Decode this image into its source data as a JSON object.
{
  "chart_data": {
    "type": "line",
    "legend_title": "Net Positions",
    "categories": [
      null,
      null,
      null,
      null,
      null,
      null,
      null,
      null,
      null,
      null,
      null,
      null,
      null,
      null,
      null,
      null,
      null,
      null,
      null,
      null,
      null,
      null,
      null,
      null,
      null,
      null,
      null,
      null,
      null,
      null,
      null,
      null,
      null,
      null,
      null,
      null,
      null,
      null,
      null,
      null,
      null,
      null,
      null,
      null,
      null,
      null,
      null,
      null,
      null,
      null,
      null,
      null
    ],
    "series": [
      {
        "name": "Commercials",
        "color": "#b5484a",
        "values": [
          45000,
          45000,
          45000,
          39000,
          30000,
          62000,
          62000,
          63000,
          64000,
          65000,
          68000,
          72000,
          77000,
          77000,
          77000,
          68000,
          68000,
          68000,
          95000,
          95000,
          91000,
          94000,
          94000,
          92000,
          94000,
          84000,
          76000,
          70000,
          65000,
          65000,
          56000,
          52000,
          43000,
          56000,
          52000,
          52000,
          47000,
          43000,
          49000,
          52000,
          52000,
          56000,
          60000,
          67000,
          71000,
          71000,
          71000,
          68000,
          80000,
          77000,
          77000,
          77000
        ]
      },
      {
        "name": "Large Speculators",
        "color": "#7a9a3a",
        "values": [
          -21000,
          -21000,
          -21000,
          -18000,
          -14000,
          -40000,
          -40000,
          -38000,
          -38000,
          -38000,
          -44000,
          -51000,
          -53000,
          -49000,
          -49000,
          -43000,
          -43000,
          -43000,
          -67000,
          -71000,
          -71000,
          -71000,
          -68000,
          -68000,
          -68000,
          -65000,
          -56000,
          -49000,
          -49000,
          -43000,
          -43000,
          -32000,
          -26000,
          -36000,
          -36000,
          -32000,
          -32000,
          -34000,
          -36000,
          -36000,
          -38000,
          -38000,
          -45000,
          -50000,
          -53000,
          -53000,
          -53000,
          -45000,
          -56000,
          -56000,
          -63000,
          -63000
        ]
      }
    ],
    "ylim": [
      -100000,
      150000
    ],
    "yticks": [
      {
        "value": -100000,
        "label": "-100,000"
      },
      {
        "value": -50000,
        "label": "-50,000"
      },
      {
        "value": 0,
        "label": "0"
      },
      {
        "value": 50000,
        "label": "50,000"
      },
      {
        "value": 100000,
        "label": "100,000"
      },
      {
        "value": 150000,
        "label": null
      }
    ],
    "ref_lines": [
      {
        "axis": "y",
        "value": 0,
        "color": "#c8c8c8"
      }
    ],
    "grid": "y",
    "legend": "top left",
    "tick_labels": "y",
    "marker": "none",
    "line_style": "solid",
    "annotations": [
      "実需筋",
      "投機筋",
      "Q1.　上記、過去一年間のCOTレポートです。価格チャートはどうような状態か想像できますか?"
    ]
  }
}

────────────────

TASK INSTRUCTIONS = Repeat every line of the data, exactly and in full.

TASK SOLUTION =
Decode this image into its source data as a JSON object.
{
  "chart_data": {
    "type": "line",
    "legend_title": "Net Positions",
    "categories": [
      null,
      null,
      null,
      null,
      null,
      null,
      null,
      null,
      null,
      null,
      null,
      null,
      null,
      null,
      null,
      null,
      null,
      null,
      null,
      null,
      null,
      null,
      null,
      null,
      null,
      null,
      null,
      null,
      null,
      null,
      null,
      null,
      null,
      null,
      null,
      null,
      null,
      null,
      null,
      null,
      null,
      null,
      null,
      null,
      null,
      null,
      null,
      null,
      null,
      null,
      null,
      null
    ],
    "series": [
      {
        "name": "Commercials",
        "color": "#b5484a",
        "values": [
          45000,
          45000,
          45000,
          39000,
          30000,
          62000,
          62000,
          63000,
          64000,
          65000,
          68000,
          72000,
          77000,
          77000,
          77000,
          68000,
          68000,
          68000,
          95000,
          95000,
          91000,
          94000,
          94000,
          92000,
          94000,
          84000,
          76000,
          70000,
          65000,
          65000,
          56000,
          52000,
          43000,
          56000,
          52000,
          52000,
          47000,
          43000,
          49000,
          52000,
          52000,
          56000,
          60000,
          67000,
          71000,
          71000,
          71000,
          68000,
          80000,
          77000,
          77000,
          77000
        ]
      },
      {
        "name": "Large Speculators",
        "color": "#7a9a3a",
        "values": [
          -21000,
          -21000,
          -21000,
          -18000,
          -14000,
          -40000,
          -40000,
          -38000,
          -38000,
          -38000,
          -44000,
          -51000,
          -53000,
          -49000,
          -49000,
          -43000,
          -43000,
          -43000,
          -67000,
          -71000,
          -71000,
          -71000,
          -68000,
          -68000,
          -68000,
          -65000,
          -56000,
          -49000,
          -49000,
          -43000,
          -43000,
          -32000,
          -26000,
          -36000,
          -36000,
          -32000,
          -32000,
          -34000,
          -36000,
          -36000,
          -38000,
          -38000,
          -45000,
          -50000,
          -53000,
          -53000,
          -53000,
          -45000,
          -56000,
          -56000,
          -63000,
          -63000
        ]
      }
    ],
    "ylim": [
      -100000,
      150000
    ],
    "yticks": [
      {
        "value": -100000,
        "label": "-100,000"
      },
      {
        "value": -50000,
        "label": "-50,000"
      },
      {
        "value": 0,
        "label": "0"
      },
      {
        "value": 50000,
        "label": "50,000"
      },
      {
        "value": 100000,
        "label": "100,000"
      },
      {
        "value": 150000,
        "label": null
      }
    ],
    "ref_lines": [
      {
        "axis": "y",
        "value": 0,
        "color": "#c8c8c8"
      }
    ],
    "grid": "y",
    "legend": "top left",
    "tick_labels": "y",
    "marker": "none",
    "line_style": "solid",
    "annotations": [
      "実需筋",
      "投機筋",
      "Q1.　上記、過去一年間のCOTレポートです。価格チャートはどうような状態か想像できますか?"
    ]
  }
}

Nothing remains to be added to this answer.